> THE PROBLEM:
Transcribe each record exactly. Include every one.

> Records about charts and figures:
## BEGIN

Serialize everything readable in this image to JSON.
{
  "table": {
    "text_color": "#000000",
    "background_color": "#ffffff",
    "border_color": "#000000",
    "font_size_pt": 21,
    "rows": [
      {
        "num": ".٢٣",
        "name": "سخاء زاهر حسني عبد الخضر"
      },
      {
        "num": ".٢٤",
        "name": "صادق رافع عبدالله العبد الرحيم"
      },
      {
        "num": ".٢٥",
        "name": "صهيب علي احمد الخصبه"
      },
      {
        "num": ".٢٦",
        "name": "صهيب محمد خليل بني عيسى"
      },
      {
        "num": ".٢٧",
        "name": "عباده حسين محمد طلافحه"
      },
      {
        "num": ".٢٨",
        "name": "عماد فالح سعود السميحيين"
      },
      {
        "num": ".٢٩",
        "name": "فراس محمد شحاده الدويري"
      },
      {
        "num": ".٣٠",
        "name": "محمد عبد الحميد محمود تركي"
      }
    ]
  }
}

## END

> OUTPUT OF THE TASK:
Serialize everything readable in this image to JSON.
{
  "table": {
    "text_color": "#000000",
    "background_color": "#ffffff",
    "border_color": "#000000",
    "font_size_pt": 21,
    "rows": [
      {
        "num": ".٢٣",
        "name": "سخاء زاهر حسني عبد الخضر"
      },
      {
        "num": ".٢٤",
        "name": "صادق رافع عبدالله العبد الرحيم"
      },
      {
        "num": ".٢٥",
        "name": "صهيب علي احمد الخصبه"
      },
      {
        "num": ".٢٦",
        "name": "صهيب محمد خليل بني عيسى"
      },
      {
        "num": ".٢٧",
        "name": "عباده حسين محمد طلافحه"
      },
      {
        "num": ".٢٨",
        "name": "عماد فالح سعود السميحيين"
      },
      {
        "num": ".٢٩",
        "name": "فراس محمد شحاده الدويري"
      },
      {
        "num": ".٣٠",
        "name": "محمد عبد الحميد محمود تركي"
      }
    ]
  }
}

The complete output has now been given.